#### WHAT YOU HAVE TO DO:
Don't copy the pictures; return every other part of the records exactly.

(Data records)
↓↓↓

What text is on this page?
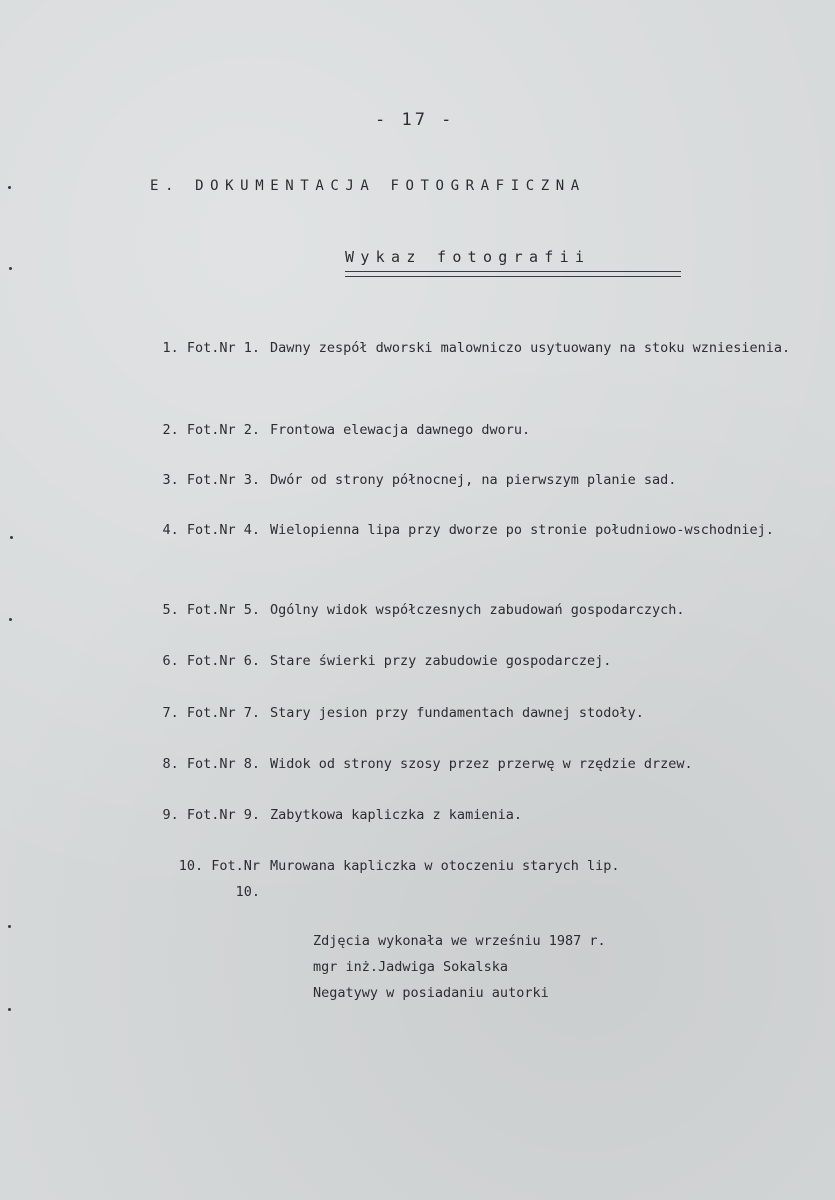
- 17 -
E. DOKUMENTACJA FOTOGRAFICZNA
Wykaz fotografii
1. Fot.Nr 1. Dawny zespół dworski malowniczo usytuowany na stoku wzniesienia.
2. Fot.Nr 2. Frontowa elewacja dawnego dworu.
3. Fot.Nr 3. Dwór od strony północnej, na pierwszym planie sad.
4. Fot.Nr 4. Wielopienna lipa przy dworze po stronie południowo-wschodniej.
5. Fot.Nr 5. Ogólny widok współczesnych zabudowań gospodarczych.
6. Fot.Nr 6. Stare świerki przy zabudowie gospodarczej.
7. Fot.Nr 7. Stary jesion przy fundamentach dawnej stodoły.
8. Fot.Nr 8. Widok od strony szosy przez przerwę w rzędzie drzew.
9. Fot.Nr 9. Zabytkowa kapliczka z kamienia.
10. Fot.Nr 10.
Murowana kapliczka w otoczeniu starych lip.
Zdjęcia wykonała we wrześniu 1987 r.
mgr inż.Jadwiga Sokalska
Negatywy w posiadaniu autorki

↑↑↑

#### THE REPLY:
What text is on this page?
- 17 -
E. DOKUMENTACJA FOTOGRAFICZNA
Wykaz fotografii
1. Fot.Nr 1. Dawny zespół dworski malowniczo usytuowany na stoku wzniesienia.
2. Fot.Nr 2. Frontowa elewacja dawnego dworu.
3. Fot.Nr 3. Dwór od strony północnej, na pierwszym planie sad.
4. Fot.Nr 4. Wielopienna lipa przy dworze po stronie południowo-wschodniej.
5. Fot.Nr 5. Ogólny widok współczesnych zabudowań gospodarczych.
6. Fot.Nr 6. Stare świerki przy zabudowie gospodarczej.
7. Fot.Nr 7. Stary jesion przy fundamentach dawnej stodoły.
8. Fot.Nr 8. Widok od strony szosy przez przerwę w rzędzie drzew.
9. Fot.Nr 9. Zabytkowa kapliczka z kamienia.
10. Fot.Nr 10.
Murowana kapliczka w otoczeniu starych lip.
Zdjęcia wykonała we wrześniu 1987 r.
mgr inż.Jadwiga Sokalska
Negatywy w posiadaniu autorki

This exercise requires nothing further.